⟨

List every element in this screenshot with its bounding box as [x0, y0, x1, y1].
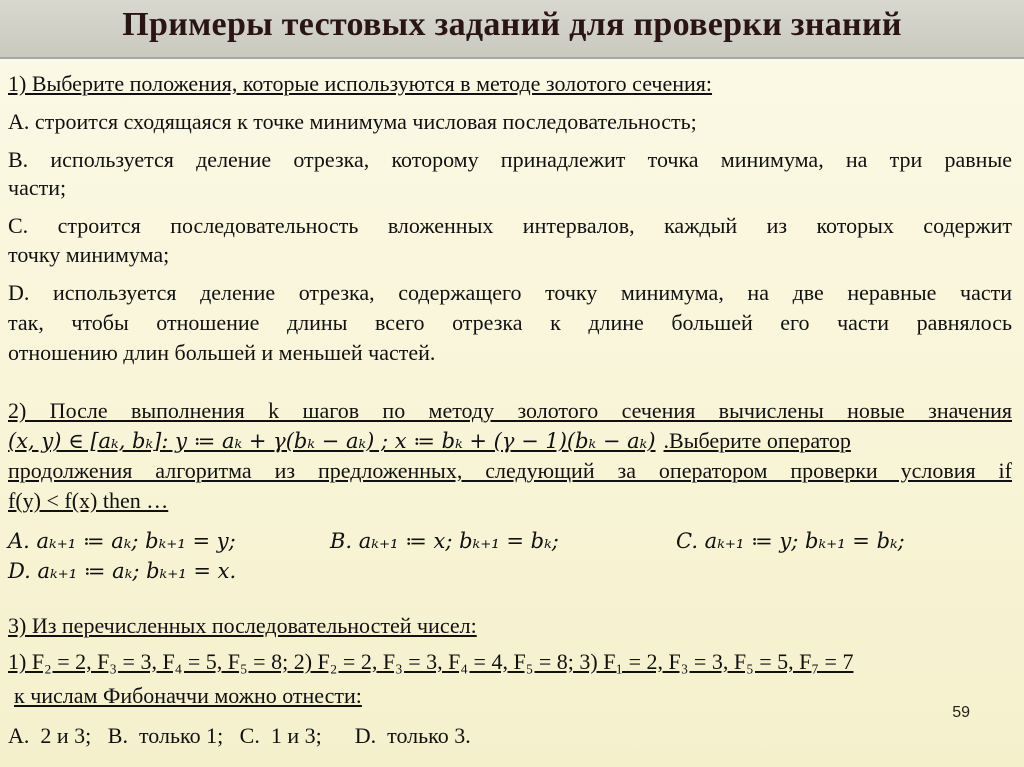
q1-option-c-line1: С. строится последовательность вложенных интервалов, каждый из которых содержит — [8, 213, 1012, 238]
q2-line2 — [8, 428, 851, 454]
q1-option-d-line2: так, чтобы отношение длины всего отрезка к длине большей его части равнялось — [8, 310, 1012, 335]
q3-question-text: 3) Из перечисленных последовательностей чисел: — [8, 613, 477, 638]
q1-option-b-line2: части; — [8, 175, 67, 200]
q3-sequences: 1) F₂ = 2, F₃ = 3, F₄ = 5, F₅ = 8; 2) F₂ = 2, F₃ = 3, F₄ = 4, F₅ = 8; 3) F₁ = 2, F₃ = 3, F₅ = 5, F₇ = 7 — [8, 649, 854, 674]
q2-option-a: A. aₖ₊₁ ≔ aₖ; bₖ₊₁ = y; — [8, 529, 236, 553]
q2-line3: продолжения алгоритма из предложенных, следующий за оператором проверки условия if — [8, 458, 1012, 483]
q3-line3: к числам Фибоначчи можно отнести: — [14, 683, 362, 708]
q2-line2-text: .Выберите оператор — [663, 428, 851, 453]
q2-formula: (x, y) ∈ [aₖ, bₖ]: y ≔ aₖ + γ(bₖ − aₖ) ; x ≔ bₖ + (γ − 1)(bₖ − aₖ) — [8, 429, 656, 453]
slide-content — [0, 62, 1024, 767]
q2-option-d: D. aₖ₊₁ ≔ aₖ; bₖ₊₁ = x. — [8, 559, 237, 583]
q3-answers: А. 2 и 3; В. только 1; С. 1 и 3; D. только 3. — [8, 723, 471, 748]
page-number: 59 — [952, 704, 970, 721]
title-bar — [0, 0, 1024, 59]
q3-question — [8, 613, 477, 639]
q1-question-text: 1) Выберите положения, которые используются в методе золотого сечения: — [8, 71, 713, 96]
q1-question — [8, 71, 712, 97]
q1-option-a: А. строится сходящаяся к точке минимума числовая последовательность; — [8, 109, 697, 134]
q1-option-d-line3: отношению длин большей и меньшей частей. — [8, 340, 436, 365]
q2-condition: f(y) < f(x) then … — [8, 488, 169, 513]
slide-title: Примеры тестовых заданий для проверки знаний — [122, 6, 902, 43]
q1-option-d-line1: D. используется деление отрезка, содержащего точку минимума, на две неравные части — [8, 280, 1012, 305]
q1-option-b-line1: В. используется деление отрезка, которому принадлежит точка минимума, на три равные — [8, 147, 1012, 172]
q2-line1: 2) После выполнения k шагов по методу золотого сечения вычислены новые значения — [8, 398, 1012, 423]
q2-option-c: C. aₖ₊₁ ≔ y; bₖ₊₁ = bₖ; — [676, 529, 905, 553]
q2-option-b: B. aₖ₊₁ ≔ x; bₖ₊₁ = bₖ; — [330, 529, 559, 553]
q1-option-c-line2: точку минимума; — [8, 242, 170, 267]
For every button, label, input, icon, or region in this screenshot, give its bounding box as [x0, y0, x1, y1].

⟩

Problem
Convert the lines of the listing, starting at the line that contains "q1-option-c-line1: С. строится" and ending at the line that contains "q3-line3: к числам", into a numbered list with blank lines left out.

Complete response
1. q1-option-c-line1: С. строится последовательность вложенных интервалов, каждый из которых содержит — [8, 213, 1012, 238]
2. q2-line2 — [8, 428, 851, 454]
3. q1-option-d-line2: так, чтобы отношение длины всего отрезка к длине большей его части равнялось — [8, 310, 1012, 335]
4. q3-question-text: 3) Из перечисленных последовательностей чисел: — [8, 613, 477, 638]
5. q1-option-b-line2: части; — [8, 175, 67, 200]
6. q3-sequences: 1) F₂ = 2, F₃ = 3, F₄ = 5, F₅ = 8; 2) F₂ = 2, F₃ = 3, F₄ = 4, F₅ = 8; 3) F₁ = 2, F₃ = 3, F₅ = 5, F₇ = 7 — [8, 649, 854, 674]
7. q2-option-a: A. aₖ₊₁ ≔ aₖ; bₖ₊₁ = y; — [8, 529, 236, 553]
8. q2-line3: продолжения алгоритма из предложенных, следующий за оператором проверки условия if — [8, 458, 1012, 483]
9. q3-line3: к числам Фибоначчи можно отнести: — [14, 683, 362, 708]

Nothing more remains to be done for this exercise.